## Listing
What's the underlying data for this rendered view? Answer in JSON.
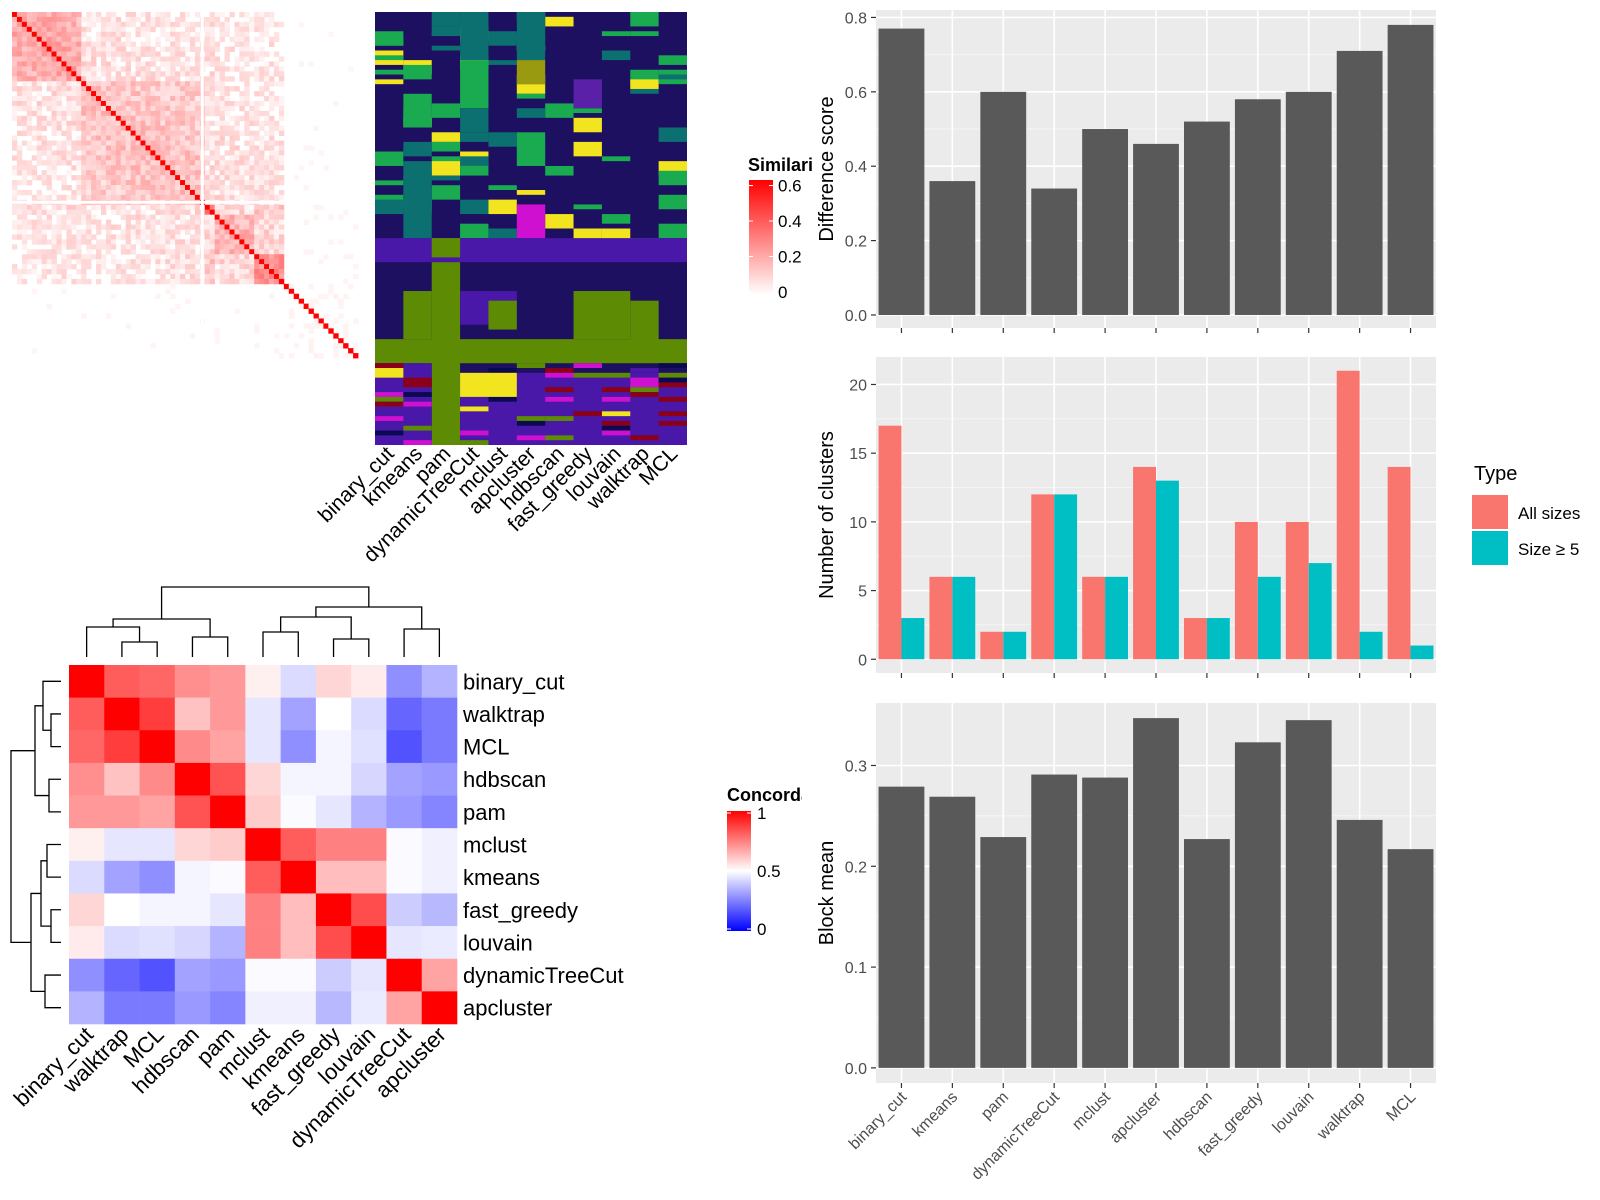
{
  "chart_data": [
    {
      "type": "heatmap",
      "id": "similarity_matrix",
      "legend_title": "Similarity",
      "legend_ticks": [
        0,
        0.2,
        0.4,
        0.6
      ],
      "colors": {
        "low": "#ffffff",
        "high": "#ff0000"
      },
      "blocks": [
        {
          "start": 0.0,
          "end": 0.2,
          "level": 0.35
        },
        {
          "start": 0.2,
          "end": 0.55,
          "level": 0.25
        },
        {
          "start": 0.55,
          "end": 0.58,
          "level": 0.6
        },
        {
          "start": 0.58,
          "end": 0.7,
          "level": 0.3
        },
        {
          "start": 0.7,
          "end": 0.78,
          "level": 0.45
        },
        {
          "start": 0.78,
          "end": 1.0,
          "level": 0.05
        }
      ]
    },
    {
      "type": "heatmap",
      "id": "cluster_membership",
      "columns": [
        "binary_cut",
        "kmeans",
        "pam",
        "dynamicTreeCut",
        "mclust",
        "apcluster",
        "hdbscan",
        "fast_greedy",
        "louvain",
        "walktrap",
        "MCL"
      ],
      "colors": {
        "background": "#1d1060",
        "purple": "#4a18a8",
        "olive": "#5d8c04",
        "yellow": "#f2e41f",
        "green": "#1aaa50",
        "teal": "#0c6f70",
        "magenta": "#d010d0",
        "darkred": "#8b0018",
        "navy": "#0a0a50"
      }
    },
    {
      "type": "heatmap",
      "id": "concordance",
      "legend_title": "Concordance",
      "legend_ticks": [
        0,
        0.5,
        1
      ],
      "rows": [
        "binary_cut",
        "walktrap",
        "MCL",
        "hdbscan",
        "pam",
        "mclust",
        "kmeans",
        "fast_greedy",
        "louvain",
        "dynamicTreeCut",
        "apcluster"
      ],
      "columns": [
        "binary_cut",
        "walktrap",
        "MCL",
        "hdbscan",
        "pam",
        "mclust",
        "kmeans",
        "fast_greedy",
        "louvain",
        "dynamicTreeCut",
        "apcluster"
      ],
      "values": [
        [
          1.0,
          0.82,
          0.8,
          0.72,
          0.7,
          0.53,
          0.43,
          0.58,
          0.54,
          0.28,
          0.35
        ],
        [
          0.82,
          1.0,
          0.88,
          0.62,
          0.7,
          0.45,
          0.32,
          0.5,
          0.43,
          0.2,
          0.24
        ],
        [
          0.8,
          0.88,
          1.0,
          0.73,
          0.68,
          0.45,
          0.28,
          0.48,
          0.44,
          0.16,
          0.24
        ],
        [
          0.72,
          0.62,
          0.73,
          1.0,
          0.84,
          0.58,
          0.48,
          0.48,
          0.42,
          0.32,
          0.3
        ],
        [
          0.7,
          0.7,
          0.68,
          0.84,
          1.0,
          0.6,
          0.49,
          0.45,
          0.35,
          0.3,
          0.26
        ],
        [
          0.53,
          0.45,
          0.45,
          0.58,
          0.6,
          1.0,
          0.82,
          0.75,
          0.75,
          0.49,
          0.47
        ],
        [
          0.43,
          0.32,
          0.28,
          0.48,
          0.49,
          0.82,
          1.0,
          0.63,
          0.63,
          0.49,
          0.47
        ],
        [
          0.58,
          0.5,
          0.48,
          0.48,
          0.45,
          0.75,
          0.63,
          1.0,
          0.85,
          0.4,
          0.36
        ],
        [
          0.54,
          0.43,
          0.44,
          0.42,
          0.35,
          0.75,
          0.63,
          0.85,
          1.0,
          0.45,
          0.46
        ],
        [
          0.28,
          0.2,
          0.16,
          0.32,
          0.3,
          0.49,
          0.49,
          0.4,
          0.45,
          1.0,
          0.68
        ],
        [
          0.35,
          0.24,
          0.24,
          0.3,
          0.26,
          0.47,
          0.47,
          0.36,
          0.46,
          0.68,
          1.0
        ]
      ]
    },
    {
      "type": "bar",
      "id": "difference_score",
      "categories": [
        "binary_cut",
        "kmeans",
        "pam",
        "dynamicTreeCut",
        "mclust",
        "apcluster",
        "hdbscan",
        "fast_greedy",
        "louvain",
        "walktrap",
        "MCL"
      ],
      "values": [
        0.77,
        0.36,
        0.6,
        0.34,
        0.5,
        0.46,
        0.52,
        0.58,
        0.6,
        0.71,
        0.78
      ],
      "ylabel": "Difference score",
      "ylim": [
        -0.035,
        0.82
      ],
      "yticks": [
        0.0,
        0.2,
        0.4,
        0.6,
        0.8
      ],
      "yticklabels": [
        "0.0",
        "0.2",
        "0.4",
        "0.6",
        "0.8"
      ],
      "grid": true,
      "bar_color": "#595959"
    },
    {
      "type": "bar",
      "id": "number_of_clusters",
      "categories": [
        "binary_cut",
        "kmeans",
        "pam",
        "dynamicTreeCut",
        "mclust",
        "apcluster",
        "hdbscan",
        "fast_greedy",
        "louvain",
        "walktrap",
        "MCL"
      ],
      "series": [
        {
          "name": "All sizes",
          "color": "#f8766d",
          "values": [
            17,
            6,
            2,
            12,
            6,
            14,
            3,
            10,
            10,
            21,
            14
          ]
        },
        {
          "name": "Size ≥ 5",
          "color": "#00bfc4",
          "values": [
            3,
            6,
            2,
            12,
            6,
            13,
            3,
            6,
            7,
            2,
            1
          ]
        }
      ],
      "ylabel": "Number of clusters",
      "ylim": [
        -1.0,
        22.0
      ],
      "yticks": [
        0,
        5,
        10,
        15,
        20
      ],
      "yticklabels": [
        "0",
        "5",
        "10",
        "15",
        "20"
      ],
      "grid": true,
      "legend_title": "Type",
      "legend_position": "right"
    },
    {
      "type": "bar",
      "id": "block_mean",
      "categories": [
        "binary_cut",
        "kmeans",
        "pam",
        "dynamicTreeCut",
        "mclust",
        "apcluster",
        "hdbscan",
        "fast_greedy",
        "louvain",
        "walktrap",
        "MCL"
      ],
      "values": [
        0.279,
        0.269,
        0.229,
        0.291,
        0.288,
        0.347,
        0.227,
        0.323,
        0.345,
        0.246,
        0.217
      ],
      "ylabel": "Block mean",
      "ylim": [
        -0.015,
        0.362
      ],
      "yticks": [
        0.0,
        0.1,
        0.2,
        0.3
      ],
      "yticklabels": [
        "0.0",
        "0.1",
        "0.2",
        "0.3"
      ],
      "grid": true,
      "bar_color": "#595959"
    }
  ]
}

## Short task
Every line above should be repeated exactly; pictures stay out of the copy.

## Exercise solution
What's the underlying data for this rendered view? Answer in JSON.
{
  "chart_data": [
    {
      "type": "heatmap",
      "id": "similarity_matrix",
      "legend_title": "Similarity",
      "legend_ticks": [
        0,
        0.2,
        0.4,
        0.6
      ],
      "colors": {
        "low": "#ffffff",
        "high": "#ff0000"
      },
      "blocks": [
        {
          "start": 0.0,
          "end": 0.2,
          "level": 0.35
        },
        {
          "start": 0.2,
          "end": 0.55,
          "level": 0.25
        },
        {
          "start": 0.55,
          "end": 0.58,
          "level": 0.6
        },
        {
          "start": 0.58,
          "end": 0.7,
          "level": 0.3
        },
        {
          "start": 0.7,
          "end": 0.78,
          "level": 0.45
        },
        {
          "start": 0.78,
          "end": 1.0,
          "level": 0.05
        }
      ]
    },
    {
      "type": "heatmap",
      "id": "cluster_membership",
      "columns": [
        "binary_cut",
        "kmeans",
        "pam",
        "dynamicTreeCut",
        "mclust",
        "apcluster",
        "hdbscan",
        "fast_greedy",
        "louvain",
        "walktrap",
        "MCL"
      ],
      "colors": {
        "background": "#1d1060",
        "purple": "#4a18a8",
        "olive": "#5d8c04",
        "yellow": "#f2e41f",
        "green": "#1aaa50",
        "teal": "#0c6f70",
        "magenta": "#d010d0",
        "darkred": "#8b0018",
        "navy": "#0a0a50"
      }
    },
    {
      "type": "heatmap",
      "id": "concordance",
      "legend_title": "Concordance",
      "legend_ticks": [
        0,
        0.5,
        1
      ],
      "rows": [
        "binary_cut",
        "walktrap",
        "MCL",
        "hdbscan",
        "pam",
        "mclust",
        "kmeans",
        "fast_greedy",
        "louvain",
        "dynamicTreeCut",
        "apcluster"
      ],
      "columns": [
        "binary_cut",
        "walktrap",
        "MCL",
        "hdbscan",
        "pam",
        "mclust",
        "kmeans",
        "fast_greedy",
        "louvain",
        "dynamicTreeCut",
        "apcluster"
      ],
      "values": [
        [
          1.0,
          0.82,
          0.8,
          0.72,
          0.7,
          0.53,
          0.43,
          0.58,
          0.54,
          0.28,
          0.35
        ],
        [
          0.82,
          1.0,
          0.88,
          0.62,
          0.7,
          0.45,
          0.32,
          0.5,
          0.43,
          0.2,
          0.24
        ],
        [
          0.8,
          0.88,
          1.0,
          0.73,
          0.68,
          0.45,
          0.28,
          0.48,
          0.44,
          0.16,
          0.24
        ],
        [
          0.72,
          0.62,
          0.73,
          1.0,
          0.84,
          0.58,
          0.48,
          0.48,
          0.42,
          0.32,
          0.3
        ],
        [
          0.7,
          0.7,
          0.68,
          0.84,
          1.0,
          0.6,
          0.49,
          0.45,
          0.35,
          0.3,
          0.26
        ],
        [
          0.53,
          0.45,
          0.45,
          0.58,
          0.6,
          1.0,
          0.82,
          0.75,
          0.75,
          0.49,
          0.47
        ],
        [
          0.43,
          0.32,
          0.28,
          0.48,
          0.49,
          0.82,
          1.0,
          0.63,
          0.63,
          0.49,
          0.47
        ],
        [
          0.58,
          0.5,
          0.48,
          0.48,
          0.45,
          0.75,
          0.63,
          1.0,
          0.85,
          0.4,
          0.36
        ],
        [
          0.54,
          0.43,
          0.44,
          0.42,
          0.35,
          0.75,
          0.63,
          0.85,
          1.0,
          0.45,
          0.46
        ],
        [
          0.28,
          0.2,
          0.16,
          0.32,
          0.3,
          0.49,
          0.49,
          0.4,
          0.45,
          1.0,
          0.68
        ],
        [
          0.35,
          0.24,
          0.24,
          0.3,
          0.26,
          0.47,
          0.47,
          0.36,
          0.46,
          0.68,
          1.0
        ]
      ]
    },
    {
      "type": "bar",
      "id": "difference_score",
      "categories": [
        "binary_cut",
        "kmeans",
        "pam",
        "dynamicTreeCut",
        "mclust",
        "apcluster",
        "hdbscan",
        "fast_greedy",
        "louvain",
        "walktrap",
        "MCL"
      ],
      "values": [
        0.77,
        0.36,
        0.6,
        0.34,
        0.5,
        0.46,
        0.52,
        0.58,
        0.6,
        0.71,
        0.78
      ],
      "ylabel": "Difference score",
      "ylim": [
        -0.035,
        0.82
      ],
      "yticks": [
        0.0,
        0.2,
        0.4,
        0.6,
        0.8
      ],
      "yticklabels": [
        "0.0",
        "0.2",
        "0.4",
        "0.6",
        "0.8"
      ],
      "grid": true,
      "bar_color": "#595959"
    },
    {
      "type": "bar",
      "id": "number_of_clusters",
      "categories": [
        "binary_cut",
        "kmeans",
        "pam",
        "dynamicTreeCut",
        "mclust",
        "apcluster",
        "hdbscan",
        "fast_greedy",
        "louvain",
        "walktrap",
        "MCL"
      ],
      "series": [
        {
          "name": "All sizes",
          "color": "#f8766d",
          "values": [
            17,
            6,
            2,
            12,
            6,
            14,
            3,
            10,
            10,
            21,
            14
          ]
        },
        {
          "name": "Size ≥ 5",
          "color": "#00bfc4",
          "values": [
            3,
            6,
            2,
            12,
            6,
            13,
            3,
            6,
            7,
            2,
            1
          ]
        }
      ],
      "ylabel": "Number of clusters",
      "ylim": [
        -1.0,
        22.0
      ],
      "yticks": [
        0,
        5,
        10,
        15,
        20
      ],
      "yticklabels": [
        "0",
        "5",
        "10",
        "15",
        "20"
      ],
      "grid": true,
      "legend_title": "Type",
      "legend_position": "right"
    },
    {
      "type": "bar",
      "id": "block_mean",
      "categories": [
        "binary_cut",
        "kmeans",
        "pam",
        "dynamicTreeCut",
        "mclust",
        "apcluster",
        "hdbscan",
        "fast_greedy",
        "louvain",
        "walktrap",
        "MCL"
      ],
      "values": [
        0.279,
        0.269,
        0.229,
        0.291,
        0.288,
        0.347,
        0.227,
        0.323,
        0.345,
        0.246,
        0.217
      ],
      "ylabel": "Block mean",
      "ylim": [
        -0.015,
        0.362
      ],
      "yticks": [
        0.0,
        0.1,
        0.2,
        0.3
      ],
      "yticklabels": [
        "0.0",
        "0.1",
        "0.2",
        "0.3"
      ],
      "grid": true,
      "bar_color": "#595959"
    }
  ]
}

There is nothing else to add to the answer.